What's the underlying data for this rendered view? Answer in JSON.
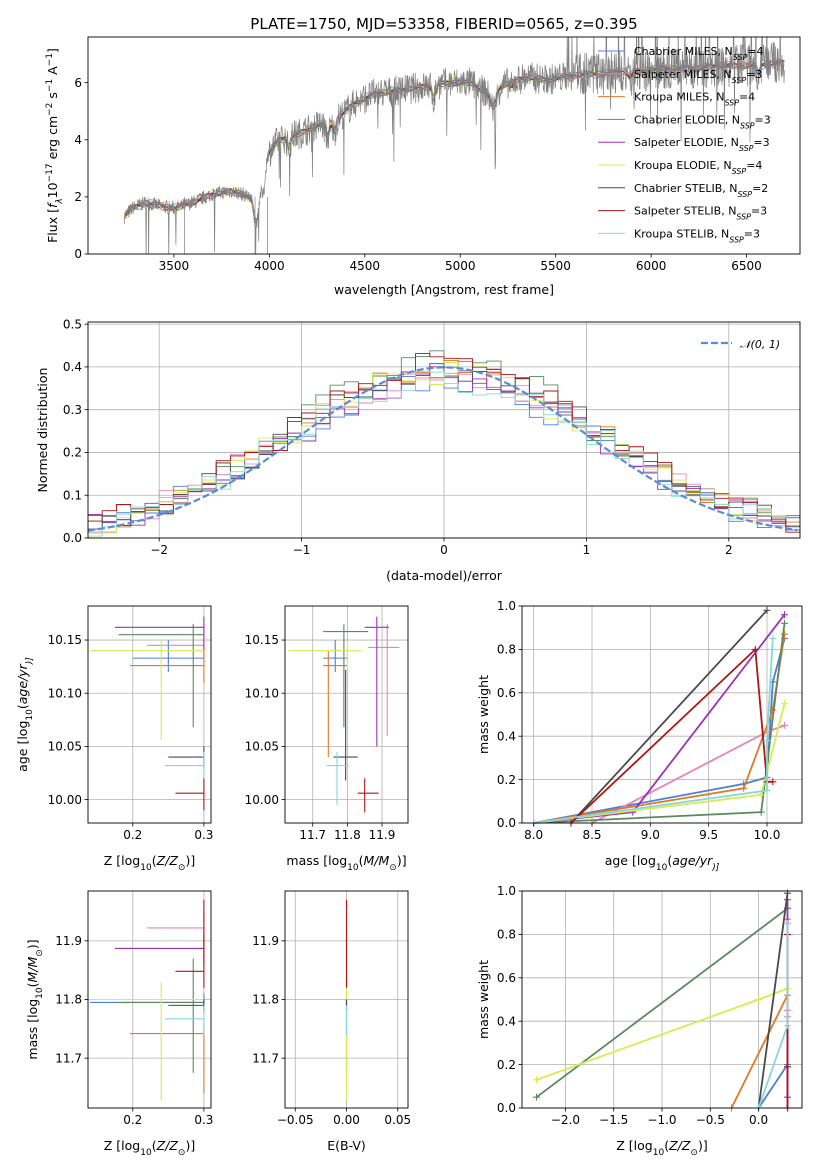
{
  "figure": {
    "title": "PLATE=1750, MJD=53358, FIBERID=0565, z=0.395"
  },
  "models": [
    {
      "name": "Chabrier MILES, N",
      "sub": "SSP",
      "suffix": "=4",
      "color": "#4d7fd6"
    },
    {
      "name": "Salpeter MILES, N",
      "sub": "SSP",
      "suffix": "=3",
      "color": "#e683c0"
    },
    {
      "name": "Kroupa MILES, N",
      "sub": "SSP",
      "suffix": "=4",
      "color": "#e07a27"
    },
    {
      "name": "Chabrier ELODIE, N",
      "sub": "SSP",
      "suffix": "=3",
      "color": "#5a8a5e"
    },
    {
      "name": "Salpeter ELODIE, N",
      "sub": "SSP",
      "suffix": "=3",
      "color": "#9b32b6"
    },
    {
      "name": "Kroupa ELODIE, N",
      "sub": "SSP",
      "suffix": "=4",
      "color": "#d6ec4f"
    },
    {
      "name": "Chabrier STELIB, N",
      "sub": "SSP",
      "suffix": "=2",
      "color": "#4a4a4a"
    },
    {
      "name": "Salpeter STELIB, N",
      "sub": "SSP",
      "suffix": "=3",
      "color": "#b01515"
    },
    {
      "name": "Kroupa STELIB, N",
      "sub": "SSP",
      "suffix": "=3",
      "color": "#86d6dc"
    }
  ],
  "chart_data": [
    {
      "id": "spectrum",
      "type": "line",
      "xlabel": "wavelength [Angstrom, rest frame]",
      "ylabel_parts": [
        "Flux [",
        "f",
        "λ",
        "10",
        "−17",
        " erg cm",
        "−2",
        " s",
        "−1",
        " A",
        "−1",
        "]"
      ],
      "xlim": [
        3050,
        6780
      ],
      "ylim": [
        0,
        7.6
      ],
      "xticks": [
        3500,
        4000,
        4500,
        5000,
        5500,
        6000,
        6500
      ],
      "yticks": [
        0,
        2,
        4,
        6
      ],
      "data_color": "#808080",
      "continuum": {
        "x": [
          3240,
          3280,
          3350,
          3420,
          3500,
          3600,
          3700,
          3800,
          3860,
          3920,
          3980,
          4050,
          4150,
          4250,
          4350,
          4450,
          4550,
          4650,
          4750,
          4850,
          4950,
          5050,
          5150,
          5250,
          5350,
          5450,
          5550,
          5650,
          5750,
          5850,
          5950,
          6050,
          6150,
          6250,
          6350,
          6450,
          6550,
          6650,
          6700
        ],
        "y": [
          1.3,
          1.6,
          1.8,
          1.7,
          1.6,
          1.8,
          2.1,
          2.2,
          2.1,
          1.9,
          3.4,
          4.0,
          4.2,
          4.5,
          4.7,
          5.3,
          5.6,
          5.7,
          5.8,
          5.9,
          6.0,
          6.0,
          5.6,
          6.0,
          6.2,
          6.1,
          6.2,
          6.3,
          6.3,
          6.4,
          6.4,
          6.5,
          6.5,
          6.5,
          6.6,
          6.6,
          6.6,
          6.7,
          6.7
        ]
      }
    },
    {
      "id": "residuals",
      "type": "bar",
      "xlabel": "(data-model)/error",
      "ylabel": "Normed distribution",
      "xlim": [
        -2.5,
        2.5
      ],
      "ylim": [
        0,
        0.505
      ],
      "xticks": [
        -2,
        -1,
        0,
        1,
        2
      ],
      "yticks": [
        0.0,
        0.1,
        0.2,
        0.3,
        0.4,
        0.5
      ],
      "bin_width": 0.1,
      "gaussian_label": "𝒩(0, 1)",
      "gaussian_color": "#5b8bd8"
    },
    {
      "id": "age_vs_Z",
      "type": "scatter",
      "xlabel_parts": [
        "Z [log",
        "10",
        "(",
        "Z/Z",
        "⊙",
        ")]"
      ],
      "ylabel_parts": [
        "age  [log",
        "10",
        "(",
        "age/yr",
        ")]"
      ],
      "xlim": [
        0.137,
        0.31
      ],
      "ylim": [
        9.978,
        10.182
      ],
      "xticks": [
        0.2,
        0.3
      ],
      "yticks": [
        10.0,
        10.05,
        10.1,
        10.15
      ],
      "points": [
        {
          "m": 0,
          "x": 0.25,
          "y": 10.133,
          "ex": [
            0.2,
            0.3
          ],
          "ey": [
            10.12,
            10.15
          ]
        },
        {
          "m": 1,
          "x": 0.3,
          "y": 10.145,
          "ex": [
            0.22,
            0.3
          ],
          "ey": [
            10.13,
            10.165
          ]
        },
        {
          "m": 2,
          "x": 0.3,
          "y": 10.126,
          "ex": [
            0.196,
            0.3
          ],
          "ey": [
            10.11,
            10.14
          ]
        },
        {
          "m": 3,
          "x": 0.285,
          "y": 10.155,
          "ex": [
            0.18,
            0.3
          ],
          "ey": [
            10.068,
            10.165
          ]
        },
        {
          "m": 4,
          "x": 0.3,
          "y": 10.162,
          "ex": [
            0.175,
            0.3
          ],
          "ey": [
            10.14,
            10.172
          ]
        },
        {
          "m": 5,
          "x": 0.24,
          "y": 10.14,
          "ex": [
            0.14,
            0.3
          ],
          "ey": [
            10.056,
            10.15
          ]
        },
        {
          "m": 6,
          "x": 0.3,
          "y": 10.04,
          "ex": [
            0.25,
            0.3
          ],
          "ey": [
            10.03,
            10.05
          ]
        },
        {
          "m": 7,
          "x": 0.3,
          "y": 10.006,
          "ex": [
            0.26,
            0.3
          ],
          "ey": [
            9.99,
            10.02
          ]
        },
        {
          "m": 8,
          "x": 0.3,
          "y": 10.032,
          "ex": [
            0.245,
            0.3
          ],
          "ey": [
            10.02,
            10.045
          ]
        }
      ]
    },
    {
      "id": "age_vs_mass",
      "type": "scatter",
      "xlabel_parts": [
        "mass [log",
        "10",
        "(",
        "M/M",
        "⊙",
        ")]"
      ],
      "ylabel_parts": [],
      "xlim": [
        11.62,
        11.975
      ],
      "ylim": [
        9.978,
        10.182
      ],
      "xticks": [
        11.7,
        11.8,
        11.9
      ],
      "yticks": [
        10.0,
        10.05,
        10.1,
        10.15
      ],
      "points": [
        {
          "m": 0,
          "x": 11.765,
          "y": 10.133,
          "ex": [
            11.73,
            11.8
          ],
          "ey": [
            10.12,
            10.15
          ]
        },
        {
          "m": 1,
          "x": 11.915,
          "y": 10.143,
          "ex": [
            11.86,
            11.95
          ],
          "ey": [
            10.06,
            10.165
          ]
        },
        {
          "m": 2,
          "x": 11.745,
          "y": 10.126,
          "ex": [
            11.73,
            11.8
          ],
          "ey": [
            10.04,
            10.14
          ]
        },
        {
          "m": 3,
          "x": 11.79,
          "y": 10.158,
          "ex": [
            11.73,
            11.86
          ],
          "ey": [
            10.068,
            10.165
          ]
        },
        {
          "m": 4,
          "x": 11.885,
          "y": 10.162,
          "ex": [
            11.85,
            11.92
          ],
          "ey": [
            10.05,
            10.172
          ]
        },
        {
          "m": 5,
          "x": 11.8,
          "y": 10.14,
          "ex": [
            11.63,
            11.84
          ],
          "ey": [
            10.12,
            10.15
          ]
        },
        {
          "m": 6,
          "x": 11.795,
          "y": 10.04,
          "ex": [
            11.76,
            11.83
          ],
          "ey": [
            10.018,
            10.122
          ]
        },
        {
          "m": 7,
          "x": 11.85,
          "y": 10.006,
          "ex": [
            11.83,
            11.89
          ],
          "ey": [
            9.988,
            10.02
          ]
        },
        {
          "m": 8,
          "x": 11.77,
          "y": 10.032,
          "ex": [
            11.74,
            11.8
          ],
          "ey": [
            9.995,
            10.045
          ]
        }
      ]
    },
    {
      "id": "massweight_vs_age",
      "type": "line",
      "xlabel_parts": [
        "age  [log",
        "10",
        "(",
        "age/yr",
        ")]"
      ],
      "ylabel": "mass weight",
      "xlim": [
        7.9,
        10.3
      ],
      "ylim": [
        0,
        1
      ],
      "xticks": [
        8.0,
        8.5,
        9.0,
        9.5,
        10.0
      ],
      "yticks": [
        0.0,
        0.2,
        0.4,
        0.6,
        0.8,
        1.0
      ],
      "series": [
        {
          "m": 0,
          "x": [
            8.0,
            9.8,
            10.0,
            10.05,
            10.15
          ],
          "y": [
            0.0,
            0.18,
            0.21,
            0.65,
            0.85
          ]
        },
        {
          "m": 1,
          "x": [
            8.5,
            10.0,
            10.15
          ],
          "y": [
            0.0,
            0.42,
            0.45
          ]
        },
        {
          "m": 2,
          "x": [
            8.0,
            9.8,
            10.05,
            10.15
          ],
          "y": [
            0.0,
            0.16,
            0.52,
            0.87
          ]
        },
        {
          "m": 3,
          "x": [
            8.0,
            9.95,
            10.15
          ],
          "y": [
            0.0,
            0.05,
            0.92
          ]
        },
        {
          "m": 4,
          "x": [
            8.0,
            8.85,
            10.15
          ],
          "y": [
            0.0,
            0.05,
            0.96
          ]
        },
        {
          "m": 5,
          "x": [
            8.0,
            9.95,
            10.15
          ],
          "y": [
            0.0,
            0.13,
            0.55
          ]
        },
        {
          "m": 6,
          "x": [
            8.32,
            10.0
          ],
          "y": [
            0.0,
            0.98
          ]
        },
        {
          "m": 7,
          "x": [
            8.32,
            9.9,
            10.0,
            10.05
          ],
          "y": [
            0.0,
            0.8,
            0.19,
            0.19
          ]
        },
        {
          "m": 8,
          "x": [
            8.0,
            10.0,
            10.0,
            10.05
          ],
          "y": [
            0.0,
            0.15,
            0.38,
            0.85
          ]
        }
      ]
    },
    {
      "id": "mass_vs_Z",
      "type": "scatter",
      "xlabel_parts": [
        "Z [log",
        "10",
        "(",
        "Z/Z",
        "⊙",
        ")]"
      ],
      "ylabel_parts": [
        "mass [log",
        "10",
        "(",
        "M/M",
        "⊙",
        ")]"
      ],
      "xlim": [
        0.137,
        0.31
      ],
      "ylim": [
        11.615,
        11.985
      ],
      "xticks": [
        0.2,
        0.3
      ],
      "yticks": [
        11.7,
        11.8,
        11.9
      ],
      "points": [
        {
          "m": 0,
          "x": 0.3,
          "y": 11.795,
          "ex": [
            0.14,
            0.3
          ],
          "ey": [
            11.78,
            11.81
          ]
        },
        {
          "m": 1,
          "x": 0.3,
          "y": 11.922,
          "ex": [
            0.22,
            0.3
          ],
          "ey": [
            11.89,
            11.95
          ]
        },
        {
          "m": 2,
          "x": 0.3,
          "y": 11.742,
          "ex": [
            0.196,
            0.3
          ],
          "ey": [
            11.64,
            11.76
          ]
        },
        {
          "m": 3,
          "x": 0.285,
          "y": 11.795,
          "ex": [
            0.18,
            0.3
          ],
          "ey": [
            11.675,
            11.87
          ]
        },
        {
          "m": 4,
          "x": 0.3,
          "y": 11.887,
          "ex": [
            0.175,
            0.3
          ],
          "ey": [
            11.86,
            11.91
          ]
        },
        {
          "m": 5,
          "x": 0.24,
          "y": 11.8,
          "ex": [
            0.14,
            0.3
          ],
          "ey": [
            11.628,
            11.83
          ]
        },
        {
          "m": 6,
          "x": 0.3,
          "y": 11.79,
          "ex": [
            0.25,
            0.3
          ],
          "ey": [
            11.78,
            11.8
          ]
        },
        {
          "m": 7,
          "x": 0.3,
          "y": 11.848,
          "ex": [
            0.26,
            0.3
          ],
          "ey": [
            11.82,
            11.97
          ]
        },
        {
          "m": 8,
          "x": 0.3,
          "y": 11.767,
          "ex": [
            0.245,
            0.3
          ],
          "ey": [
            11.74,
            11.79
          ]
        }
      ]
    },
    {
      "id": "mass_vs_EBV",
      "type": "scatter",
      "xlabel_parts": [
        "E(B-V)"
      ],
      "ylabel_parts": [],
      "xlim": [
        -0.06,
        0.06
      ],
      "ylim": [
        11.615,
        11.985
      ],
      "xticks": [
        -0.05,
        0.0,
        0.05
      ],
      "ytick_labels_on": true,
      "yticks": [
        11.7,
        11.8,
        11.9
      ],
      "points": [
        {
          "m": 0,
          "x": 0.0,
          "y": 11.795,
          "ex": [
            0,
            0
          ],
          "ey": [
            11.78,
            11.81
          ]
        },
        {
          "m": 1,
          "x": 0.0,
          "y": 11.922,
          "ex": [
            0,
            0
          ],
          "ey": [
            11.89,
            11.95
          ]
        },
        {
          "m": 2,
          "x": 0.0,
          "y": 11.742,
          "ex": [
            0,
            0
          ],
          "ey": [
            11.64,
            11.76
          ]
        },
        {
          "m": 3,
          "x": 0.0,
          "y": 11.795,
          "ex": [
            0,
            0
          ],
          "ey": [
            11.675,
            11.87
          ]
        },
        {
          "m": 4,
          "x": 0.0,
          "y": 11.887,
          "ex": [
            0,
            0
          ],
          "ey": [
            11.86,
            11.91
          ]
        },
        {
          "m": 5,
          "x": 0.0,
          "y": 11.8,
          "ex": [
            0,
            0
          ],
          "ey": [
            11.628,
            11.83
          ]
        },
        {
          "m": 6,
          "x": 0.0,
          "y": 11.79,
          "ex": [
            0,
            0
          ],
          "ey": [
            11.78,
            11.8
          ]
        },
        {
          "m": 7,
          "x": 0.0,
          "y": 11.848,
          "ex": [
            0,
            0
          ],
          "ey": [
            11.82,
            11.97
          ]
        },
        {
          "m": 8,
          "x": 0.0,
          "y": 11.767,
          "ex": [
            0,
            0
          ],
          "ey": [
            11.74,
            11.79
          ]
        }
      ]
    },
    {
      "id": "massweight_vs_Z",
      "type": "line",
      "xlabel_parts": [
        "Z [log",
        "10",
        "(",
        "Z/Z",
        "⊙",
        ")]"
      ],
      "ylabel": "mass weight",
      "xlim": [
        -2.45,
        0.45
      ],
      "ylim": [
        0,
        1
      ],
      "xticks": [
        -2.0,
        -1.5,
        -1.0,
        -0.5,
        0.0
      ],
      "yticks": [
        0.0,
        0.2,
        0.4,
        0.6,
        0.8,
        1.0
      ],
      "series": [
        {
          "m": 0,
          "x": [
            0.0,
            0.3,
            0.3
          ],
          "y": [
            0.0,
            0.2,
            0.85
          ]
        },
        {
          "m": 1,
          "x": [
            0.3,
            0.3,
            0.3
          ],
          "y": [
            0.0,
            0.42,
            0.45
          ]
        },
        {
          "m": 2,
          "x": [
            -0.28,
            0.3,
            0.3
          ],
          "y": [
            0.0,
            0.52,
            0.87
          ]
        },
        {
          "m": 3,
          "x": [
            -2.3,
            0.3,
            0.3
          ],
          "y": [
            0.05,
            0.92,
            0.92
          ]
        },
        {
          "m": 4,
          "x": [
            0.3,
            0.3,
            0.3
          ],
          "y": [
            0.0,
            0.05,
            0.96
          ]
        },
        {
          "m": 5,
          "x": [
            -2.3,
            0.0,
            0.3
          ],
          "y": [
            0.13,
            0.5,
            0.55
          ]
        },
        {
          "m": 6,
          "x": [
            0.0,
            0.3
          ],
          "y": [
            0.0,
            0.99
          ]
        },
        {
          "m": 7,
          "x": [
            0.3,
            0.3,
            0.3
          ],
          "y": [
            0.0,
            0.19,
            0.8
          ]
        },
        {
          "m": 8,
          "x": [
            0.0,
            0.3,
            0.3
          ],
          "y": [
            0.0,
            0.38,
            0.85
          ]
        }
      ]
    }
  ]
}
**********
--- Set task ---
Find the string "Chabrier" in the entries above and return each line that holds it.

--- Solution to the exercise ---
      "name": "Chabrier MILES, N",
      "name": "Chabrier ELODIE, N",
      "name": "Chabrier STELIB, N",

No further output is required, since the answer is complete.